**Given request:**
Copy out all the lines in the records that include the word "color".

**Data supplied:**

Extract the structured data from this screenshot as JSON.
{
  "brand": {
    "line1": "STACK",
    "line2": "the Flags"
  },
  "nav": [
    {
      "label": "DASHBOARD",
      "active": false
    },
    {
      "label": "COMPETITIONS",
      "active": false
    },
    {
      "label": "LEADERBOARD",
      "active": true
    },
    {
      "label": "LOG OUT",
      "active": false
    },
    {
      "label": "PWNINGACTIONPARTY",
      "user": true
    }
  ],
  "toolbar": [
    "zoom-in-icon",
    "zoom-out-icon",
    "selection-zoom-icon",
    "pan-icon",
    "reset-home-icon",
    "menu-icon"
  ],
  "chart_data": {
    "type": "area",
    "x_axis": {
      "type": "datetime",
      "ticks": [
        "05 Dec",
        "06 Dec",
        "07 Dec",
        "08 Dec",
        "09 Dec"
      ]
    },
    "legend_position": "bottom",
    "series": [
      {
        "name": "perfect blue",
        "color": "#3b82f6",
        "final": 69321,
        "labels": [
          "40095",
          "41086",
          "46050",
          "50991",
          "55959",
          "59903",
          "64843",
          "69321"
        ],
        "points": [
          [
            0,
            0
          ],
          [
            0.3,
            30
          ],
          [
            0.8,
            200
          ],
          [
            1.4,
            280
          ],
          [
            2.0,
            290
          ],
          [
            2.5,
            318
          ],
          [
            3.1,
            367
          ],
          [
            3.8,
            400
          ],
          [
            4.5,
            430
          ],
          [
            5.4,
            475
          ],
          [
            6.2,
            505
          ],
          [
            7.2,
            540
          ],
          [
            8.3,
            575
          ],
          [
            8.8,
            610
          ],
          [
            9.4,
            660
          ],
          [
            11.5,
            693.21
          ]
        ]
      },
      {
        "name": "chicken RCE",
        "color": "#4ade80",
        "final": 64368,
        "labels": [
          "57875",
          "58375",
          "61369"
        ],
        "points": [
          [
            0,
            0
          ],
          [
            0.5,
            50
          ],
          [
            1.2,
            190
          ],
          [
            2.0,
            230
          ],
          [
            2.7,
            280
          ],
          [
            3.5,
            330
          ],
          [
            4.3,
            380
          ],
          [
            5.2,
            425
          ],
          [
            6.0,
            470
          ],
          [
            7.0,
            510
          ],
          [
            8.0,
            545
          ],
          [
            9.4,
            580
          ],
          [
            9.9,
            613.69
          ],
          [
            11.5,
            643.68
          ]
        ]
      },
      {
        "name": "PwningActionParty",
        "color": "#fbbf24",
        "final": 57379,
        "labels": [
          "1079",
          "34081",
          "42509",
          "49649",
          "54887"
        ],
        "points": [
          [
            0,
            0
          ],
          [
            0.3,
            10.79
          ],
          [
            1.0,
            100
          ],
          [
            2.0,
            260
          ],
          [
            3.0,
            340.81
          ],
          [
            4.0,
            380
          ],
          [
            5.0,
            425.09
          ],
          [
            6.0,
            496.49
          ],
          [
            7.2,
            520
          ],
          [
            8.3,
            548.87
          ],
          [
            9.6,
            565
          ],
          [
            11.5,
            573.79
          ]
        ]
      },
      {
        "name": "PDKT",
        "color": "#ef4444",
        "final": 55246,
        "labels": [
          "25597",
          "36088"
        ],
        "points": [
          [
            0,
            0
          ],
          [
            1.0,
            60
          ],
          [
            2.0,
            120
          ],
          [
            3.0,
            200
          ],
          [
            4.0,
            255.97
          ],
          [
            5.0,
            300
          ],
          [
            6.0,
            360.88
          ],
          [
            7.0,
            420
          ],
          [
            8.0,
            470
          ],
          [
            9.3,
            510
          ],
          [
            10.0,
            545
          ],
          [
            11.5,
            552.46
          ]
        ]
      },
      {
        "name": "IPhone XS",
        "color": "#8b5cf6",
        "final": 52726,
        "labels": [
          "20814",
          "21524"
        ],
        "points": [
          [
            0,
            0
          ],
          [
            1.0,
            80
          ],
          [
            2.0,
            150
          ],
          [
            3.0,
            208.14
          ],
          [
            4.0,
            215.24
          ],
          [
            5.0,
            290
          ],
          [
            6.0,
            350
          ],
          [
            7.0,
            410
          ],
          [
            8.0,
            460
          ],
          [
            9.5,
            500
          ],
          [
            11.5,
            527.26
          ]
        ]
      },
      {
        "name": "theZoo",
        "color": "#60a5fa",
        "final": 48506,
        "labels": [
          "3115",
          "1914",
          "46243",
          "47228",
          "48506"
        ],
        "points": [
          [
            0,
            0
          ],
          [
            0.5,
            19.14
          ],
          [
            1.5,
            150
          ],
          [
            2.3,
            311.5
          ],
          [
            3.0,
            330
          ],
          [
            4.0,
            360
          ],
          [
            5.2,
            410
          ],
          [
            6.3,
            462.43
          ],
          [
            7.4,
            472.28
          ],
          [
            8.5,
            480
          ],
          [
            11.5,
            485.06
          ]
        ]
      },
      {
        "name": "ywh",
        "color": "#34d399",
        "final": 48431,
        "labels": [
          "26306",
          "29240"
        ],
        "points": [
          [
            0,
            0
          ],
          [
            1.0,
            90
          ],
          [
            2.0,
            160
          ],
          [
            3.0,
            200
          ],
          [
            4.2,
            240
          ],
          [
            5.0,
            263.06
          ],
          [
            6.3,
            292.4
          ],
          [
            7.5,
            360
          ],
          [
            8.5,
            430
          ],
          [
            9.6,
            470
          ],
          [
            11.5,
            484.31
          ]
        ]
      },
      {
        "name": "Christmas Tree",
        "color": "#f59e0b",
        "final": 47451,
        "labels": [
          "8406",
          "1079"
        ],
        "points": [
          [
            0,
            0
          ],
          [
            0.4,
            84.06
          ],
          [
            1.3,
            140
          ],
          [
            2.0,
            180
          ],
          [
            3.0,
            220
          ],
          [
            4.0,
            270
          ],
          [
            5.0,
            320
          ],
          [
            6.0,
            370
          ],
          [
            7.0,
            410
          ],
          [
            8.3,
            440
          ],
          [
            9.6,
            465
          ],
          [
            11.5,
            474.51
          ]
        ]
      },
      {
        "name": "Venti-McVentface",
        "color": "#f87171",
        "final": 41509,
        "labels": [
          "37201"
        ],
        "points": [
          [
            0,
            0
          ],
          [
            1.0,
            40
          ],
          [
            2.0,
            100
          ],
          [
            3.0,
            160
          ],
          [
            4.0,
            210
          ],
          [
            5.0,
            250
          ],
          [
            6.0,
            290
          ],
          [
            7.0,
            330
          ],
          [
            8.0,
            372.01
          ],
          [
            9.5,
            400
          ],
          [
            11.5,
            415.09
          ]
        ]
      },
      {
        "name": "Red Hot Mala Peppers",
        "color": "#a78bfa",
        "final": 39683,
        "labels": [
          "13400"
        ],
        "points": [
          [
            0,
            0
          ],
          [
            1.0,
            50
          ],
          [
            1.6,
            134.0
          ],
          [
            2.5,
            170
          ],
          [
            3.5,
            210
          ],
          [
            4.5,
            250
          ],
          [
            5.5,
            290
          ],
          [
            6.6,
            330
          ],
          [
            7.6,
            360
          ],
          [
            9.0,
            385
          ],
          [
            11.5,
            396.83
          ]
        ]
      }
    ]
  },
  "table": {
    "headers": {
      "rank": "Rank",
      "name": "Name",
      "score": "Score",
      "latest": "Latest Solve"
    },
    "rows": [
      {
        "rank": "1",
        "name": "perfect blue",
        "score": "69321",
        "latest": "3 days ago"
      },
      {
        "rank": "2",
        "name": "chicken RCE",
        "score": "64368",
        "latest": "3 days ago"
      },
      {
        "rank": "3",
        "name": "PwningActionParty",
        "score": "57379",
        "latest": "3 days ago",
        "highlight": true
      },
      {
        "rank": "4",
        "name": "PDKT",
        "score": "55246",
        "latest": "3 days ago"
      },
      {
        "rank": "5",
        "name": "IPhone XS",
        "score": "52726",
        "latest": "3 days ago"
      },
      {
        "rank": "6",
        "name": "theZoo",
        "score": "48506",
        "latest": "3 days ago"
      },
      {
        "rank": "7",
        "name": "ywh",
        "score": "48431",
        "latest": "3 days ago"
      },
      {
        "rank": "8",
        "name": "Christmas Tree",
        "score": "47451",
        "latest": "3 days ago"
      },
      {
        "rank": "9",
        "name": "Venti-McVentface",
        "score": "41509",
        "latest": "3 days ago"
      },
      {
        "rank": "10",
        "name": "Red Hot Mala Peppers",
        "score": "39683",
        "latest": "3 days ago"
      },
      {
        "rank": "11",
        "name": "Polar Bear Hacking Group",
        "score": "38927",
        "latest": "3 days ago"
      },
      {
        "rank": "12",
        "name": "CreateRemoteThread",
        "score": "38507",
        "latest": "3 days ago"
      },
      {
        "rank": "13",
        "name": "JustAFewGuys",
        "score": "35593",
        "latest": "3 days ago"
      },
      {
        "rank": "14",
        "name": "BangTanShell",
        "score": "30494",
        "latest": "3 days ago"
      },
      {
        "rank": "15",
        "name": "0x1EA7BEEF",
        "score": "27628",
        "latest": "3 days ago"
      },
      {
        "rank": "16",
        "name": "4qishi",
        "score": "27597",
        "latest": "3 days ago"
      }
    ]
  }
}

**Exercise response:**
        "color": "#3b82f6",
        "color": "#4ade80",
        "color": "#fbbf24",
        "color": "#ef4444",
        "color": "#8b5cf6",
        "color": "#60a5fa",
        "color": "#34d399",
        "color": "#f59e0b",
        "color": "#f87171",
        "color": "#a78bfa",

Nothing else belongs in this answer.